Return each line of the data below exactly, omitting any pictures.

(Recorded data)
________________________

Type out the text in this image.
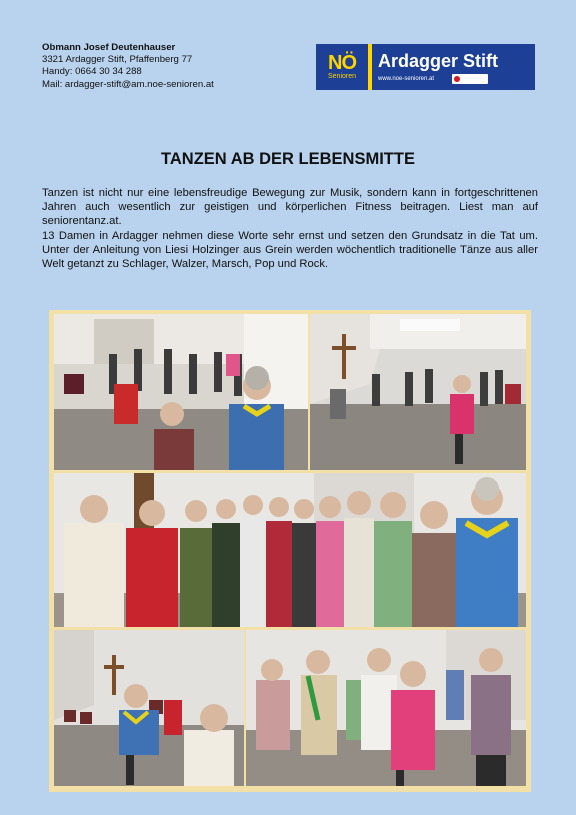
Obmann Josef Deutenhauser
3321 Ardagger Stift, Pfaffenberg 77
Handy: 0664 30 34 288
Mail: ardagger-stift@am.noe-senioren.at
NÖ
Senioren
Ardagger Stift
www.noe-senioren.at
TANZEN AB DER LEBENSMITTE

Tanzen ist nicht nur eine lebensfreudige Bewegung zur Musik, sondern kann in fortgeschrittenen Jahren auch wesentlich zur geistigen und körperlichen Fitness beitragen. Liest man auf seniorentanz.at.

13 Damen in Ardagger nehmen diese Worte sehr ernst und setzen den Grundsatz in die Tat um. Unter der Anleitung von Liesi Holzinger aus Grein werden wöchentlich traditionelle Tänze aus aller Welt getanzt zu Schlager, Walzer, Marsch, Pop und Rock.
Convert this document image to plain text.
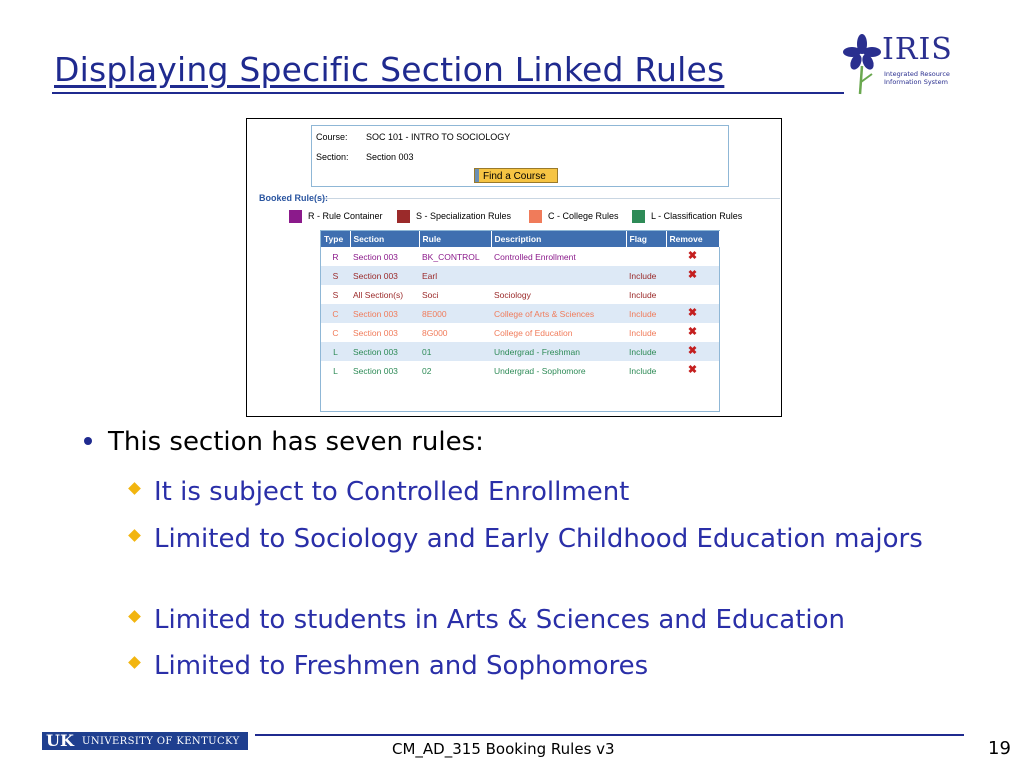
Displaying Specific Section Linked Rules
IRIS
Integrated Resource
Information System
Course: SOC 101 - INTRO TO SOCIOLOGY
Section: Section 003
Find a Course
Booked Rule(s):
R - Rule Container	S - Specialization Rules	C - College Rules	L - Classification Rules
Type	Section	Rule	Description	Flag	Remove
R	Section 003	BK_CONTROL	Controlled Enrollment		✖
S	Section 003	Earl		Include	✖
S	All Section(s)	Soci	Sociology	Include	
C	Section 003	8E000	College of Arts & Sciences	Include	✖
C	Section 003	8G000	College of Education	Include	✖
L	Section 003	01	Undergrad - Freshman	Include	✖
L	Section 003	02	Undergrad - Sophomore	Include	✖
This section has seven rules:
It is subject to Controlled Enrollment
Limited to Sociology and Early Childhood Education majors
Limited to students in Arts & Sciences and Education
Limited to Freshmen and Sophomores
UK UNIVERSITY OF KENTUCKY	CM_AD_315 Booking Rules v3	19
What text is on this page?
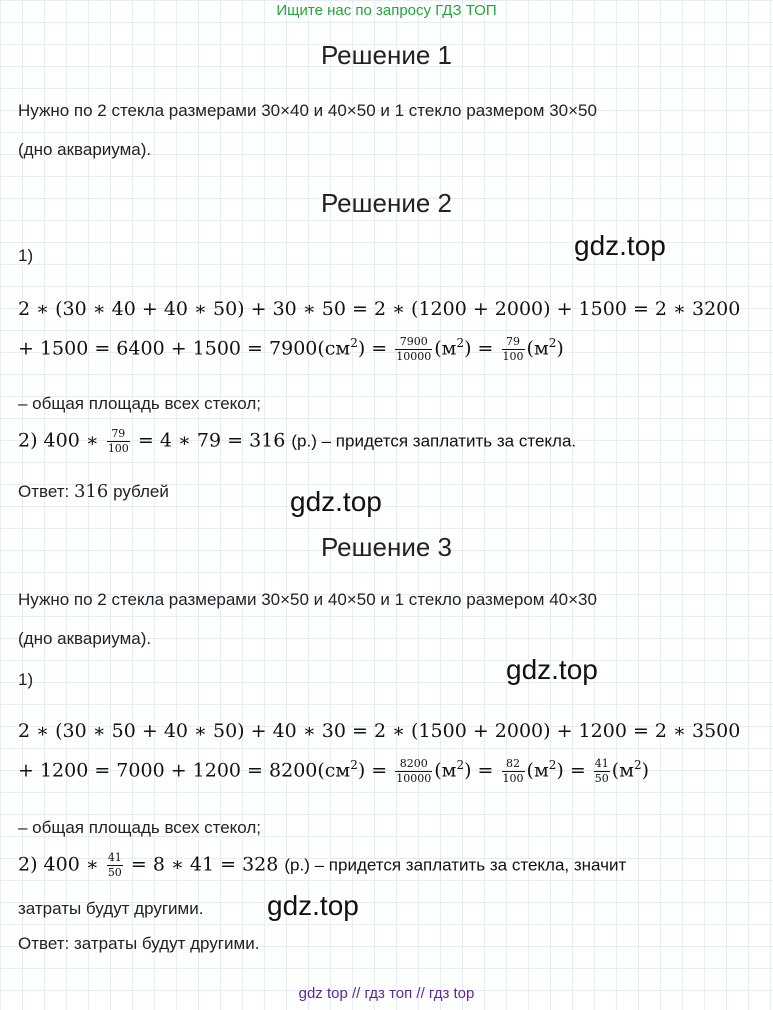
Ищите нас по запросу ГДЗ ТОП
Решение 1
Нужно по 2 стекла размерами 30×40 и 40×50 и 1 стекло размером 30×50
(дно аквариума).
Решение 2
1)	gdz.top
2 ∗ (30 ∗ 40 + 40 ∗ 50) + 30 ∗ 50 = 2 ∗ (1200 + 2000) + 1500 = 2 ∗ 3200
+ $1500 = 6400 + 1500 = 7900(см^2) = \frac{7900}{10000} (м^2) = \frac{79}{100} (м^2)$
– общая площадь всех стекол;
2) 400 ∗ $\frac{79}{100} = 4$ ∗ 79 = 316 (р.) – придется заплатить за стекла.
Ответ: 316 рублей	gdz.top
Решение 3
Нужно по 2 стекла размерами 30×50 и 40×50 и 1 стекло размером 40×30
(дно аквариума).
1)	gdz.top
2 ∗ (30 ∗ 50 + 40 ∗ 50) + 40 ∗ 30 = 2 ∗ (1500 + 2000) + 1200 = 2 ∗ 3500
+ $1200 = 7000 + 1200 = 8200(см^2) = \frac{8200}{10000} (м^2) = \frac{82}{100} (м^2) = \frac{41}{50} (м^2)$
– общая площадь всех стекол;
2) 400 ∗ $\frac{41}{50} = 8$ ∗ 41 = 328 (р.) – придется заплатить за стекла, значит
затраты будут другими. gdz.top
Ответ: затраты будут другими.
gdz top // гдз топ // гдз top
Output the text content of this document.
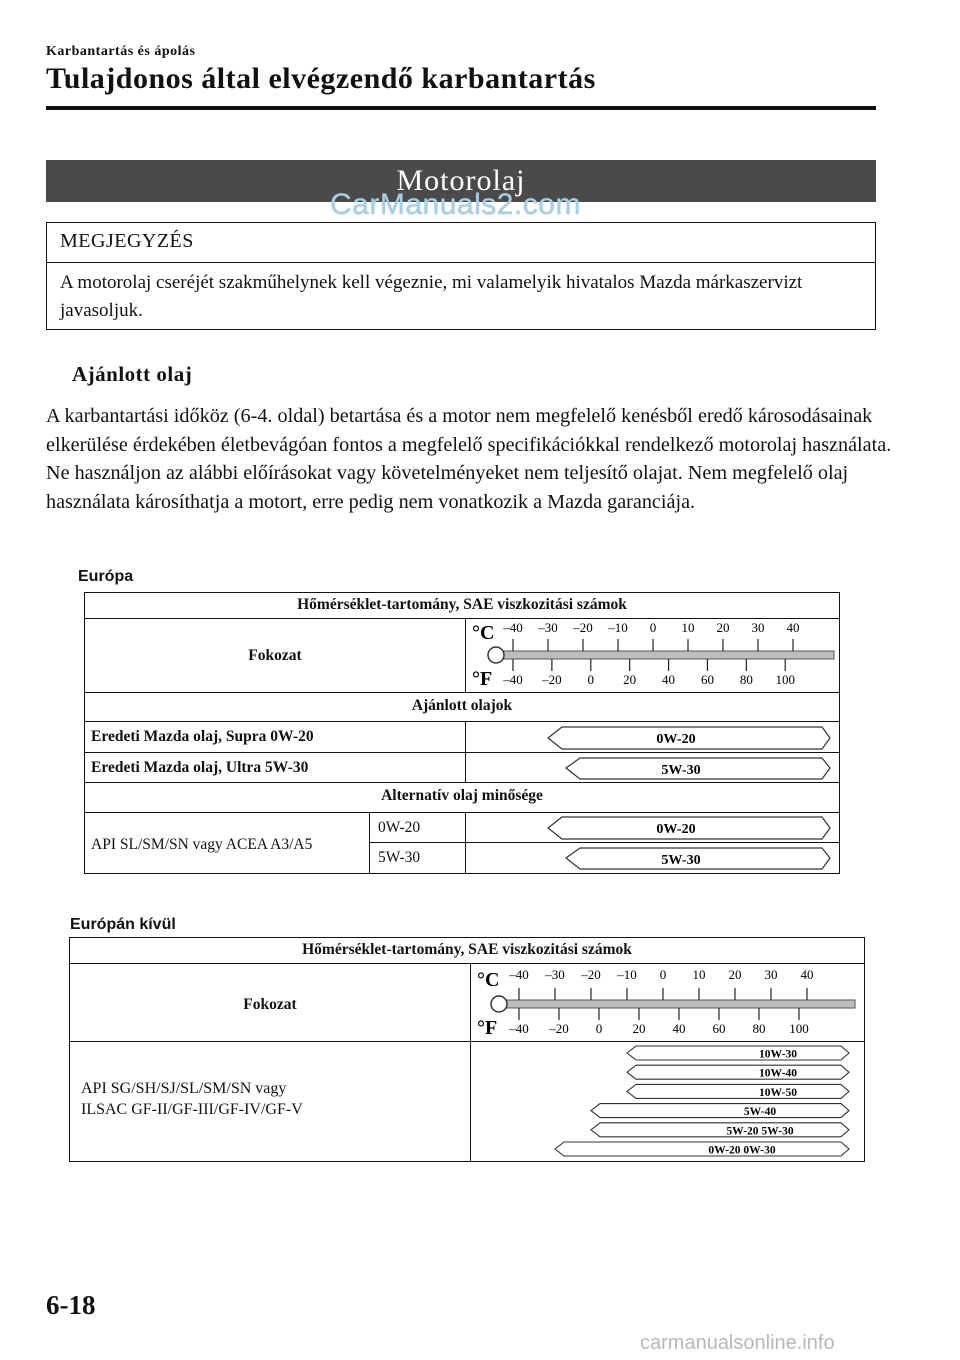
Karbantartás és ápolás
Tulajdonos által elvégzendő karbantartás
Motorolaj
CarManuals2.com
MEGJEGYZÉS
A motorolaj cseréjét szakműhelynek kell végeznie, mi valamelyik hivatalos Mazda márkaszervizt javasoljuk.
Ajánlott olaj
A karbantartási időköz (6-4. oldal) betartása és a motor nem megfelelő kenésből eredő károsodásainak elkerülése érdekében életbevágóan fontos a megfelelő specifikációkkal rendelkező motorolaj használata. Ne használjon az alábbi előírásokat vagy követelményeket nem teljesítő olajat. Nem megfelelő olaj használata károsíthatja a motort, erre pedig nem vonatkozik a Mazda garanciája.
Európa
Hőmérséklet-tartomány, SAE viszkozitási számok
Fokozat
°C
°F
–40 –30 –20 –10 0 10 20 30 40
–40 –20 0 20 40 60 80 100
Ajánlott olajok
Eredeti Mazda olaj, Supra 0W-20
Eredeti Mazda olaj, Ultra 5W-30
Alternatív olaj minősége
API SL/SM/SN vagy ACEA A3/A5
0W-20
5W-30
0W-20
5W-30
0W-20
5W-30
Európán kívül
Hőmérséklet-tartomány, SAE viszkozitási számok
Fokozat
°C
°F
–40 –30 –20 –10 0 10 20 30 40
–40 –20 0 20 40 60 80 100
API SG/SH/SJ/SL/SM/SN vagy
ILSAC GF-II/GF-III/GF-IV/GF-V
10W-30
10W-40
10W-50
5W-40
5W-20 5W-30
0W-20 0W-30
6-18
carmanualsonline.info
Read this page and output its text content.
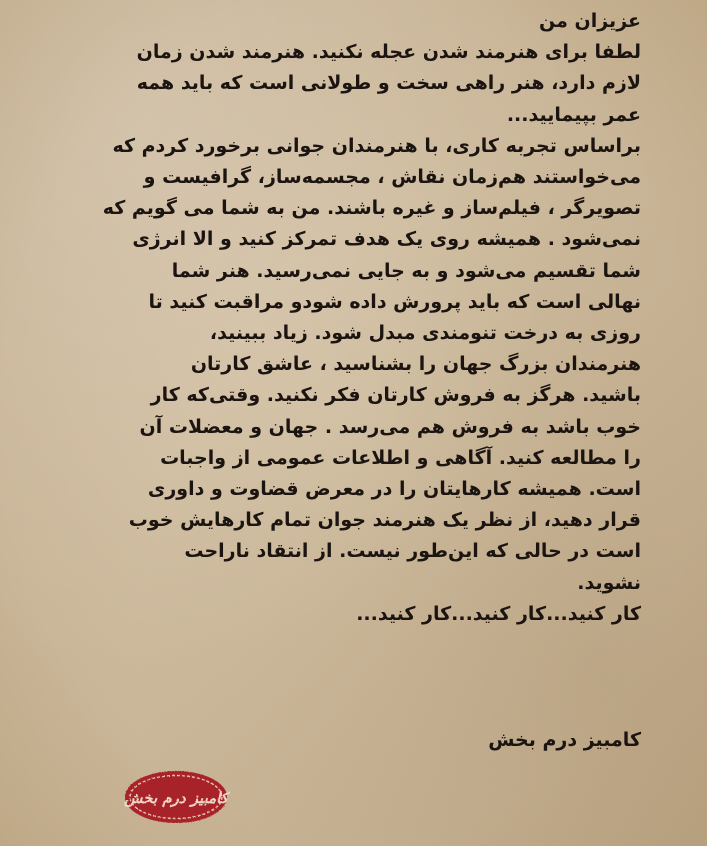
عزیزان من
لطفا برای هنرمند شدن عجله نکنید. هنرمند شدن زمان
لازم دارد، هنر راهی سخت و طولانی است که باید همه
عمر بپیمایید...
براساس تجربه کاری، با هنرمندان جوانی برخورد کردم که
می‌خواستند هم‌زمان نقاش ، مجسمه‌ساز، گرافیست و
تصویرگر ، فیلم‌ساز و غیره باشند. من به شما می گویم که
نمی‌شود . همیشه روی یک هدف تمرکز کنید و الا انرژی
شما تقسیم می‌شود و به جایی نمی‌رسید. هنر شما
نهالی است که باید پرورش داده شودو مراقبت کنید تا
روزی به درخت تنومندی مبدل شود. زیاد ببینید،
هنرمندان بزرگ جهان را بشناسید ، عاشق کارتان
باشید. هرگز به فروش کارتان فکر نکنید. وقتی‌که کار
خوب باشد به فروش هم می‌رسد . جهان و معضلات آن
را مطالعه کنید. آگاهی و اطلاعات عمومی از واجبات
است. همیشه کارهایتان را در معرض قضاوت و داوری
قرار دهید، از نظر یک هنرمند جوان تمام کارهایش خوب
است در حالی که این‌طور نیست. از انتقاد ناراحت
نشوید.
کار کنید...کار کنید...کار کنید...
کامبیز درم بخش
کامبیز درم بخش
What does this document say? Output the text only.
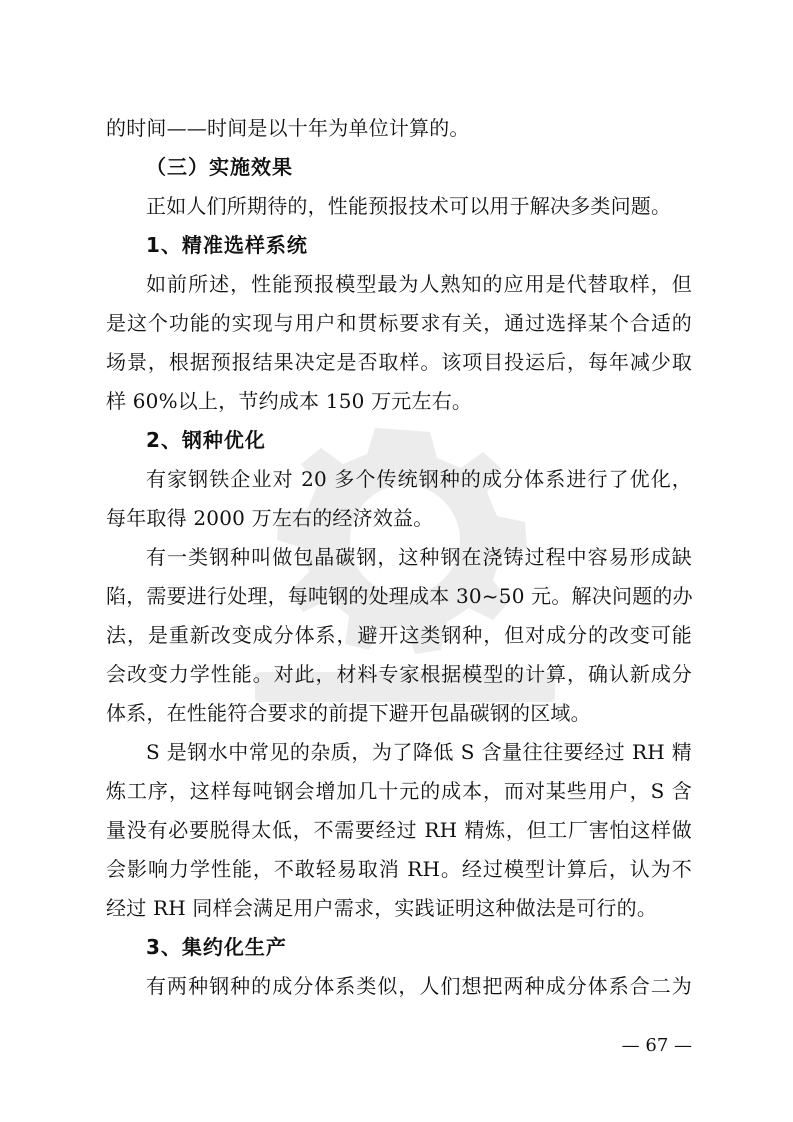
的时间——时间是以十年为单位计算的。
（三）实施效果
正如人们所期待的，性能预报技术可以用于解决多类问题。
1、精准选样系统
如前所述，性能预报模型最为人熟知的应用是代替取样，但
是这个功能的实现与用户和贯标要求有关，通过选择某个合适的
场景，根据预报结果决定是否取样。该项目投运后，每年减少取
样 60%以上，节约成本 150 万元左右。
2、钢种优化
有家钢铁企业对 20 多个传统钢种的成分体系进行了优化，
每年取得 2000 万左右的经济效益。
有一类钢种叫做包晶碳钢，这种钢在浇铸过程中容易形成缺
陷，需要进行处理，每吨钢的处理成本 30~50 元。解决问题的办
法，是重新改变成分体系，避开这类钢种，但对成分的改变可能
会改变力学性能。对此，材料专家根据模型的计算，确认新成分
体系，在性能符合要求的前提下避开包晶碳钢的区域。
S 是钢水中常见的杂质，为了降低 S 含量往往要经过 RH 精
炼工序，这样每吨钢会增加几十元的成本，而对某些用户，S 含
量没有必要脱得太低，不需要经过 RH 精炼，但工厂害怕这样做
会影响力学性能，不敢轻易取消 RH。经过模型计算后，认为不
经过 RH 同样会满足用户需求，实践证明这种做法是可行的。
3、集约化生产
有两种钢种的成分体系类似，人们想把两种成分体系合二为
— 67 —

________________________

## Task answer:
Type out the text in this image.
Obmann Josef Deutenhauser
3321 Ardagger Stift, Pfaffenberg 77
Handy: 0664 30 34 288
Mail: ardagger-stift@am.noe-senioren.at
NÖ
Senioren
Ardagger Stift
www.noe-senioren.at
TANZEN AB DER LEBENSMITTE

Tanzen ist nicht nur eine lebensfreudige Bewegung zur Musik, sondern kann in fortgeschrittenen Jahren auch wesentlich zur geistigen und körperlichen Fitness beitragen. Liest man auf seniorentanz.at.

13 Damen in Ardagger nehmen diese Worte sehr ernst und setzen den Grundsatz in die Tat um. Unter der Anleitung von Liesi Holzinger aus Grein werden wöchentlich traditionelle Tänze aus aller Welt getanzt zu Schlager, Walzer, Marsch, Pop und Rock.
Convert this document image to plain text.
Displaying Specific Section Linked Rules
IRIS
Integrated Resource
Information System
Course: SOC 101 - INTRO TO SOCIOLOGY
Section: Section 003
Find a Course
Booked Rule(s):
R - Rule Container	S - Specialization Rules	C - College Rules	L - Classification Rules
Type	Section	Rule	Description	Flag	Remove
R	Section 003	BK_CONTROL	Controlled Enrollment		✖
S	Section 003	Earl		Include	✖
S	All Section(s)	Soci	Sociology	Include	
C	Section 003	8E000	College of Arts & Sciences	Include	✖
C	Section 003	8G000	College of Education	Include	✖
L	Section 003	01	Undergrad - Freshman	Include	✖
L	Section 003	02	Undergrad - Sophomore	Include	✖
This section has seven rules:
It is subject to Controlled Enrollment
Limited to Sociology and Early Childhood Education majors
Limited to students in Arts & Sciences and Education
Limited to Freshmen and Sophomores
UK UNIVERSITY OF KENTUCKY	CM_AD_315 Booking Rules v3	19
What text is on this page?
Ищите нас по запросу ГДЗ ТОП
Решение 1
Нужно по 2 стекла размерами 30×40 и 40×50 и 1 стекло размером 30×50
(дно аквариума).
Решение 2
1)	gdz.top
2 ∗ (30 ∗ 40 + 40 ∗ 50) + 30 ∗ 50 = 2 ∗ (1200 + 2000) + 1500 = 2 ∗ 3200
+ $1500 = 6400 + 1500 = 7900(см^2) = \frac{7900}{10000} (м^2) = \frac{79}{100} (м^2)$
– общая площадь всех стекол;
2) 400 ∗ $\frac{79}{100} = 4$ ∗ 79 = 316 (р.) – придется заплатить за стекла.
Ответ: 316 рублей	gdz.top
Решение 3
Нужно по 2 стекла размерами 30×50 и 40×50 и 1 стекло размером 40×30
(дно аквариума).
1)	gdz.top
2 ∗ (30 ∗ 50 + 40 ∗ 50) + 40 ∗ 30 = 2 ∗ (1500 + 2000) + 1200 = 2 ∗ 3500
+ $1200 = 7000 + 1200 = 8200(см^2) = \frac{8200}{10000} (м^2) = \frac{82}{100} (м^2) = \frac{41}{50} (м^2)$
– общая площадь всех стекол;
2) 400 ∗ $\frac{41}{50} = 8$ ∗ 41 = 328 (р.) – придется заплатить за стекла, значит
затраты будут другими. gdz.top
Ответ: затраты будут другими.
gdz top // гдз топ // гдз top
Output the text content of this document.
Karbantartás és ápolás
Tulajdonos által elvégzendő karbantartás
Motorolaj
CarManuals2.com
MEGJEGYZÉS
A motorolaj cseréjét szakműhelynek kell végeznie, mi valamelyik hivatalos Mazda márkaszervizt javasoljuk.
Ajánlott olaj
A karbantartási időköz (6-4. oldal) betartása és a motor nem megfelelő kenésből eredő károsodásainak elkerülése érdekében életbevágóan fontos a megfelelő specifikációkkal rendelkező motorolaj használata. Ne használjon az alábbi előírásokat vagy követelményeket nem teljesítő olajat. Nem megfelelő olaj használata károsíthatja a motort, erre pedig nem vonatkozik a Mazda garanciája.
Európa
Hőmérséklet-tartomány, SAE viszkozitási számok
Fokozat
°C
°F
–40 –30 –20 –10 0 10 20 30 40
–40 –20 0 20 40 60 80 100
Ajánlott olajok
Eredeti Mazda olaj, Supra 0W-20
Eredeti Mazda olaj, Ultra 5W-30
Alternatív olaj minősége
API SL/SM/SN vagy ACEA A3/A5
0W-20
5W-30
0W-20
5W-30
0W-20
5W-30
Európán kívül
Hőmérséklet-tartomány, SAE viszkozitási számok
Fokozat
°C
°F
–40 –30 –20 –10 0 10 20 30 40
–40 –20 0 20 40 60 80 100
API SG/SH/SJ/SL/SM/SN vagy
ILSAC GF-II/GF-III/GF-IV/GF-V
10W-30
10W-40
10W-50
5W-40
5W-20 5W-30
0W-20 0W-30
6-18
carmanualsonline.info
Read this page and output its text content.
عزیزان من
لطفا برای هنرمند شدن عجله نکنید. هنرمند شدن زمان
لازم دارد، هنر راهی سخت و طولانی است که باید همه
عمر بپیمایید...
براساس تجربه کاری، با هنرمندان جوانی برخورد کردم که
می‌خواستند هم‌زمان نقاش ، مجسمه‌ساز، گرافیست و
تصویرگر ، فیلم‌ساز و غیره باشند. من به شما می گویم که
نمی‌شود . همیشه روی یک هدف تمرکز کنید و الا انرژی
شما تقسیم می‌شود و به جایی نمی‌رسید. هنر شما
نهالی است که باید پرورش داده شودو مراقبت کنید تا
روزی به درخت تنومندی مبدل شود. زیاد ببینید،
هنرمندان بزرگ جهان را بشناسید ، عاشق کارتان
باشید. هرگز به فروش کارتان فکر نکنید. وقتی‌که کار
خوب باشد به فروش هم می‌رسد . جهان و معضلات آن
را مطالعه کنید. آگاهی و اطلاعات عمومی از واجبات
است. همیشه کارهایتان را در معرض قضاوت و داوری
قرار دهید، از نظر یک هنرمند جوان تمام کارهایش خوب
است در حالی که این‌طور نیست. از انتقاد ناراحت
نشوید.
کار کنید...کار کنید...کار کنید...
کامبیز درم بخش
کامبیز درم بخش
What does this document say? Output the text only.
的时间——时间是以十年为单位计算的。
（三）实施效果
正如人们所期待的，性能预报技术可以用于解决多类问题。
1、精准选样系统
如前所述，性能预报模型最为人熟知的应用是代替取样，但
是这个功能的实现与用户和贯标要求有关，通过选择某个合适的
场景，根据预报结果决定是否取样。该项目投运后，每年减少取
样 60%以上，节约成本 150 万元左右。
2、钢种优化
有家钢铁企业对 20 多个传统钢种的成分体系进行了优化，
每年取得 2000 万左右的经济效益。
有一类钢种叫做包晶碳钢，这种钢在浇铸过程中容易形成缺
陷，需要进行处理，每吨钢的处理成本 30~50 元。解决问题的办
法，是重新改变成分体系，避开这类钢种，但对成分的改变可能
会改变力学性能。对此，材料专家根据模型的计算，确认新成分
体系，在性能符合要求的前提下避开包晶碳钢的区域。
S 是钢水中常见的杂质，为了降低 S 含量往往要经过 RH 精
炼工序，这样每吨钢会增加几十元的成本，而对某些用户，S 含
量没有必要脱得太低，不需要经过 RH 精炼，但工厂害怕这样做
会影响力学性能，不敢轻易取消 RH。经过模型计算后，认为不
经过 RH 同样会满足用户需求，实践证明这种做法是可行的。
3、集约化生产
有两种钢种的成分体系类似，人们想把两种成分体系合二为
— 67 —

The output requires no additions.